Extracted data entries
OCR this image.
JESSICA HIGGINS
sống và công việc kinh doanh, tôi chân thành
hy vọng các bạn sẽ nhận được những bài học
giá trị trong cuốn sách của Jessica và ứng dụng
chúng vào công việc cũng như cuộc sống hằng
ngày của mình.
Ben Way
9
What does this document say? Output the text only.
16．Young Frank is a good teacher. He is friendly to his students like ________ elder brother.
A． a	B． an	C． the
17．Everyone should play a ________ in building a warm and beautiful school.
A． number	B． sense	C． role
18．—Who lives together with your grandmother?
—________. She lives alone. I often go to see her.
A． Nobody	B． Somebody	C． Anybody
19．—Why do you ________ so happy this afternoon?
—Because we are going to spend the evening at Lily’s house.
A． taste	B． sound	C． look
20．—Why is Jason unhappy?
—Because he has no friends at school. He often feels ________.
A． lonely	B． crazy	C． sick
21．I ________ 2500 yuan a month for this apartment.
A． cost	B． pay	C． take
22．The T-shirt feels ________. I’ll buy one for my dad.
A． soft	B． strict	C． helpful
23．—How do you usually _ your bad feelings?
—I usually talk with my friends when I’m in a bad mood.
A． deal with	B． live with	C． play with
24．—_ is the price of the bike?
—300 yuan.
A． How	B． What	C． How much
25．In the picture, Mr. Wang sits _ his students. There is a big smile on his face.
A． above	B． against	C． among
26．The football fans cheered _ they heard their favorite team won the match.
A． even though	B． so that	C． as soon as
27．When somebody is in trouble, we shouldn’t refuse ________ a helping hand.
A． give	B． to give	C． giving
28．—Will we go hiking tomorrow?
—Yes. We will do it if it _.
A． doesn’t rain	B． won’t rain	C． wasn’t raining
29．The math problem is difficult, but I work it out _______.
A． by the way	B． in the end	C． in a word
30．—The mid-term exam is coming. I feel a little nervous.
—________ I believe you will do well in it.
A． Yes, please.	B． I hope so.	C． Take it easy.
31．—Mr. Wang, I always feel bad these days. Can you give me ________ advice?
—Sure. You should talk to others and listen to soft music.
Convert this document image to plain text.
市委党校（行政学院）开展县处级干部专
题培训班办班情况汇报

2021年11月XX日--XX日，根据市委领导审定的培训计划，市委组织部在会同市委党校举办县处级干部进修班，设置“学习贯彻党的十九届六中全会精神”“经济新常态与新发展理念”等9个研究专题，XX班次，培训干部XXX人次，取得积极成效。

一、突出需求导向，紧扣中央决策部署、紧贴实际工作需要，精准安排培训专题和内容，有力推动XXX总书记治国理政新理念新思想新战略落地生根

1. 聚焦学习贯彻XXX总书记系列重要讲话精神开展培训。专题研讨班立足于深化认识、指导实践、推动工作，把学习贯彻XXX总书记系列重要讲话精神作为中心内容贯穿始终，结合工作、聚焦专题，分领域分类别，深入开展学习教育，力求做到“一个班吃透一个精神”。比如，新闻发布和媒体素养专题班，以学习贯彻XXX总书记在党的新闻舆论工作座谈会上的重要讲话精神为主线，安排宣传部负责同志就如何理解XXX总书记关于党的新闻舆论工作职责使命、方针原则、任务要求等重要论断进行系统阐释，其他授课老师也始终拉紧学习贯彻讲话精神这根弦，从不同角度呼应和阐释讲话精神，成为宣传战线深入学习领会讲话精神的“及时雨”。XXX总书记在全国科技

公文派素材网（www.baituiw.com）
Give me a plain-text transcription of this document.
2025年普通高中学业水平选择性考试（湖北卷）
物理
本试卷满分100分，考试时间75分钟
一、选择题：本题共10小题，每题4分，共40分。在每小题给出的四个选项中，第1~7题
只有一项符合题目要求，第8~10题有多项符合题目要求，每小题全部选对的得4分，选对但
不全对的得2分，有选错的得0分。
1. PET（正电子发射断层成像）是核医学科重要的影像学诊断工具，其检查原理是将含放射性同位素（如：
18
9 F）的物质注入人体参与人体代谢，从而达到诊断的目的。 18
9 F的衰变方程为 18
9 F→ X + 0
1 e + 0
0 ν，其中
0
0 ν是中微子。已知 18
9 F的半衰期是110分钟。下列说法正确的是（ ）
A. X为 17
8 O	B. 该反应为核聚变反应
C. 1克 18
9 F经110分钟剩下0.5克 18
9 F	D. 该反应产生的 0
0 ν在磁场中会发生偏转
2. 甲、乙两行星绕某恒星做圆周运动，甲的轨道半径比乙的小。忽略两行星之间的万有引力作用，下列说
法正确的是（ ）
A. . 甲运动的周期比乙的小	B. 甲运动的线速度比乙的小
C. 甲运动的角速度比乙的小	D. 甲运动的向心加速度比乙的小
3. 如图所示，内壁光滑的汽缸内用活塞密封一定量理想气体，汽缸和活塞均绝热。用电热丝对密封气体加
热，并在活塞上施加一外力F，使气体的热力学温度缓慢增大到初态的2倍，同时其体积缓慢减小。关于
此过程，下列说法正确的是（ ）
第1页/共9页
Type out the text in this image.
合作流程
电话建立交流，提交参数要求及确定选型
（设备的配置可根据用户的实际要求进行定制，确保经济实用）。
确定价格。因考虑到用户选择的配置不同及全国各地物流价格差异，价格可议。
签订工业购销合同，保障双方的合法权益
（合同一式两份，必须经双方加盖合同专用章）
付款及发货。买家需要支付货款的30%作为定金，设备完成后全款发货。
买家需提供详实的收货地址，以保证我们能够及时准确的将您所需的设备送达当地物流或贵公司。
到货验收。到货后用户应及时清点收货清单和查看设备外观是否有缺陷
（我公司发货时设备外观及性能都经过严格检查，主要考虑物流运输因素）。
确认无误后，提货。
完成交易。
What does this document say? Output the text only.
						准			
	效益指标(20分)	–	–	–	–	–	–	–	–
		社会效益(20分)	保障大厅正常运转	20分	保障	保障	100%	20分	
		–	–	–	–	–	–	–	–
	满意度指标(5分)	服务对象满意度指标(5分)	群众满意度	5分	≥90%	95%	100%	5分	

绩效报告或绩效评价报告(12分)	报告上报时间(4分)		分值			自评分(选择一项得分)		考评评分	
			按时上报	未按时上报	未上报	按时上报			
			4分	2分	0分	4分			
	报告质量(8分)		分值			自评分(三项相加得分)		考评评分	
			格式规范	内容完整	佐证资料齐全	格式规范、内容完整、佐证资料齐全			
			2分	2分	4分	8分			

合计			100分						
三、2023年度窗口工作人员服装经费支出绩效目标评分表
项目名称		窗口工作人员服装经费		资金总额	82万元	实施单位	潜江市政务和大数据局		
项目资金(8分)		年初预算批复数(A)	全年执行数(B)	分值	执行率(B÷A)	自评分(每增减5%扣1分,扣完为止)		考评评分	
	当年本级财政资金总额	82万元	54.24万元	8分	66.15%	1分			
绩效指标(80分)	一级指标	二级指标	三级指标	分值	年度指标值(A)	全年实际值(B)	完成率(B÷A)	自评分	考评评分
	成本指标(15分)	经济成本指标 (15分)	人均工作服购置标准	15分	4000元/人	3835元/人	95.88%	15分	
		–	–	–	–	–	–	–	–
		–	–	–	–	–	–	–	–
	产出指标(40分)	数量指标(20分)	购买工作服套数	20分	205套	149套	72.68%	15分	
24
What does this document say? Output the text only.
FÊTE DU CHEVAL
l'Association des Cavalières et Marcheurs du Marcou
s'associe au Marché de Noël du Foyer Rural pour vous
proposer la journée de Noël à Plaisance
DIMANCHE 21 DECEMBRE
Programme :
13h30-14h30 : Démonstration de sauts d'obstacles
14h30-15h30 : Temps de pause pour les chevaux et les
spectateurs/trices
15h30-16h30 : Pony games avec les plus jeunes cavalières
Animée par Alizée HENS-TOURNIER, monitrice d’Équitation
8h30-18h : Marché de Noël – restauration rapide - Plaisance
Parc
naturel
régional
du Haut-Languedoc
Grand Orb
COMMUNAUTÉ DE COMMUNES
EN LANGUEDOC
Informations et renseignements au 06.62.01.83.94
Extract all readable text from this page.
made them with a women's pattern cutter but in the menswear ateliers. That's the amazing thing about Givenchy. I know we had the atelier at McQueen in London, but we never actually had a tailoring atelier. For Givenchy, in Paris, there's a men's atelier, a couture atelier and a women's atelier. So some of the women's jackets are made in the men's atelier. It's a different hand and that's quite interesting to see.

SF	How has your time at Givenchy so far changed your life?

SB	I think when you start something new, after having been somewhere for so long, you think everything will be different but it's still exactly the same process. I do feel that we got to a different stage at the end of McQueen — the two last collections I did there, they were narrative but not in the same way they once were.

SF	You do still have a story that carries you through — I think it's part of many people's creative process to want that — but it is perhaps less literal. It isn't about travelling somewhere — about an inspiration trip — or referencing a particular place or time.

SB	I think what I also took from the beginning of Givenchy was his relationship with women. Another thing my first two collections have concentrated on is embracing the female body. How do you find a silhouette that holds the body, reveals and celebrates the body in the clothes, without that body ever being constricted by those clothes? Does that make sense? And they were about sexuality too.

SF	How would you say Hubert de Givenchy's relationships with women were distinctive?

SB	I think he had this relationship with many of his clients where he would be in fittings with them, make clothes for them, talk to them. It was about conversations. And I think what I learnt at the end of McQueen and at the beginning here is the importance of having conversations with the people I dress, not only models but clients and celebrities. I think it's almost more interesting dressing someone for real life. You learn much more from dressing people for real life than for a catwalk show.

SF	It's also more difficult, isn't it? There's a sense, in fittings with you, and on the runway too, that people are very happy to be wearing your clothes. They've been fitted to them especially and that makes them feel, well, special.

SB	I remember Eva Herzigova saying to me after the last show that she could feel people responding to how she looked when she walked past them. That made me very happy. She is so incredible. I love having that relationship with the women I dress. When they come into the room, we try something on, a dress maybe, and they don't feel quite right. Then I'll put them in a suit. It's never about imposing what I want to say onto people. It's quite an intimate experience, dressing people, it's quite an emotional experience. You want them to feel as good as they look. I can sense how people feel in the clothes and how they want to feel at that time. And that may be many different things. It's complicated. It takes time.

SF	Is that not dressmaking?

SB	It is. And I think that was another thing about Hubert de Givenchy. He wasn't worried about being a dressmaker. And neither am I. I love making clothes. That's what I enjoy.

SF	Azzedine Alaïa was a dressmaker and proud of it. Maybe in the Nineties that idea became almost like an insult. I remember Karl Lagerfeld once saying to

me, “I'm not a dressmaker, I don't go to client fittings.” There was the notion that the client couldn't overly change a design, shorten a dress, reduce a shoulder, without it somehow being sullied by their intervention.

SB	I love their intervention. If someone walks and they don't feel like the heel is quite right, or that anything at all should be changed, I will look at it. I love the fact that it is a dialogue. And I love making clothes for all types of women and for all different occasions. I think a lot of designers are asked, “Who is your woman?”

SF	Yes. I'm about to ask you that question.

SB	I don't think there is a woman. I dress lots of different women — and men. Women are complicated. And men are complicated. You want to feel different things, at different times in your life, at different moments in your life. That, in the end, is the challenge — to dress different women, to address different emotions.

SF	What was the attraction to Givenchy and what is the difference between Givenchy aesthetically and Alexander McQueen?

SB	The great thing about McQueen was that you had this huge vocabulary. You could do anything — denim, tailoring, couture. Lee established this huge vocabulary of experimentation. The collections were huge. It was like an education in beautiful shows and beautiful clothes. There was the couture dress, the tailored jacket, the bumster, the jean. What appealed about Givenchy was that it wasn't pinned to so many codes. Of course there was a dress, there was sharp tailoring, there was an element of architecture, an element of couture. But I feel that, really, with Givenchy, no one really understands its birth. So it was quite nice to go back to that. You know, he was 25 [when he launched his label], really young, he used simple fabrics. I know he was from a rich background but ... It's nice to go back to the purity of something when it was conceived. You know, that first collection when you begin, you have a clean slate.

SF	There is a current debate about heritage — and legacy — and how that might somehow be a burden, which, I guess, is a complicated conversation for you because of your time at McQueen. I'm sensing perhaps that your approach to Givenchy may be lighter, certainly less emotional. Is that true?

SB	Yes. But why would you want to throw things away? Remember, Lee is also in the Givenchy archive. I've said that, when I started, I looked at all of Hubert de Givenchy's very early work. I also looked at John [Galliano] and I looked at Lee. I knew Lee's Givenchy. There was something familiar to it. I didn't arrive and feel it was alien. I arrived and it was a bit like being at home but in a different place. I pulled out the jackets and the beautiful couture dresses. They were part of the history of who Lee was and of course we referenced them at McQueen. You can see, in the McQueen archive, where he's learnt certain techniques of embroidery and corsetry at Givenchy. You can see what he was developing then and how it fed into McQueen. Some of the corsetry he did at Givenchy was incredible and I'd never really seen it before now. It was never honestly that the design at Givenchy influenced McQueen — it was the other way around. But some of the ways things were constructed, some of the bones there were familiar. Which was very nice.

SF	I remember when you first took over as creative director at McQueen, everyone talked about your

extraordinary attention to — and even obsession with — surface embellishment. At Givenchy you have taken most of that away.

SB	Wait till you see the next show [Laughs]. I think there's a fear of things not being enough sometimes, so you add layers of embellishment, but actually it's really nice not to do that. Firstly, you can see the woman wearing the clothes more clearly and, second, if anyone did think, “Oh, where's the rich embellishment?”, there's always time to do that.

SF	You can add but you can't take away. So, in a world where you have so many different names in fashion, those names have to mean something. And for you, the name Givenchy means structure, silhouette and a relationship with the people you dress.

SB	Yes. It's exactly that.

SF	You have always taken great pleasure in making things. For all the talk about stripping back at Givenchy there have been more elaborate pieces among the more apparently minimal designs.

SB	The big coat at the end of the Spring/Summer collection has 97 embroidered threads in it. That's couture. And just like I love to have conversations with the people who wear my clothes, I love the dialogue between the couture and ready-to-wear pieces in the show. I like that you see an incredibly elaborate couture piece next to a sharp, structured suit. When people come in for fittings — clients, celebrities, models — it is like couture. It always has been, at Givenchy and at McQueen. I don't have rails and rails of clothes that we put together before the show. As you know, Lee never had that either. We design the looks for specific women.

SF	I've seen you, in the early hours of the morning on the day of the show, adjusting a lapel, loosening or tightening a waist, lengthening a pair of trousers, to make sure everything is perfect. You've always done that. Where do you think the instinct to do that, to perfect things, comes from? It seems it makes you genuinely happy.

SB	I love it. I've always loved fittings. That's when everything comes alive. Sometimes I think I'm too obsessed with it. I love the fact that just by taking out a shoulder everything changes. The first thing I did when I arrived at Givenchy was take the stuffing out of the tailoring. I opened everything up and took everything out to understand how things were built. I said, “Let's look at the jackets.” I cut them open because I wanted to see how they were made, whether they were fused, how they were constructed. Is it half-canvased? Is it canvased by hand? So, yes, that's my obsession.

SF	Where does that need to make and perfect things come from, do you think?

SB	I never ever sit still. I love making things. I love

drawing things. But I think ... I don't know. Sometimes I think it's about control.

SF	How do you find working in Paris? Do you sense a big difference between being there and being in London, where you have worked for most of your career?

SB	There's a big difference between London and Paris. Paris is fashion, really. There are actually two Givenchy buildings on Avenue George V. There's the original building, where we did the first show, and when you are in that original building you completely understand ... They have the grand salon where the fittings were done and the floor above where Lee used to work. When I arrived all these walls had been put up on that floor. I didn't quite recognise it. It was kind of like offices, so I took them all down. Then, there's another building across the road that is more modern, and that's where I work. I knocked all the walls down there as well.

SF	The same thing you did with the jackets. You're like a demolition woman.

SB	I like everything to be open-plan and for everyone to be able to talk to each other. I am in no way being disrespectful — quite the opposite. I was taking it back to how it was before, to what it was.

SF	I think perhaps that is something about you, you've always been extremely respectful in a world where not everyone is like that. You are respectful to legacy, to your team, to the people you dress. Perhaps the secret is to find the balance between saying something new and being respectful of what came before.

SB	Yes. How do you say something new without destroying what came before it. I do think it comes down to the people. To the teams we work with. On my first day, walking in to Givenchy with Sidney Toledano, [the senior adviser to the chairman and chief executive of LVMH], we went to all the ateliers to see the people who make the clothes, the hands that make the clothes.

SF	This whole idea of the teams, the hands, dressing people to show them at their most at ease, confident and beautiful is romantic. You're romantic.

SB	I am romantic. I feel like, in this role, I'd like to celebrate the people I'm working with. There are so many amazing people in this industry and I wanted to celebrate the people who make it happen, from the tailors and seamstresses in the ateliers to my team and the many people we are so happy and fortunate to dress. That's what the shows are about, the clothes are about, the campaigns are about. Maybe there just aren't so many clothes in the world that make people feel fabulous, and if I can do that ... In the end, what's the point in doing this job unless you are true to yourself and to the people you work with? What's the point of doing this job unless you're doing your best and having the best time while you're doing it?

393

REQUEST
The word "almost" may turn up on some lines of these records; say how many, with no other words.

EXERCISE ANSWER
2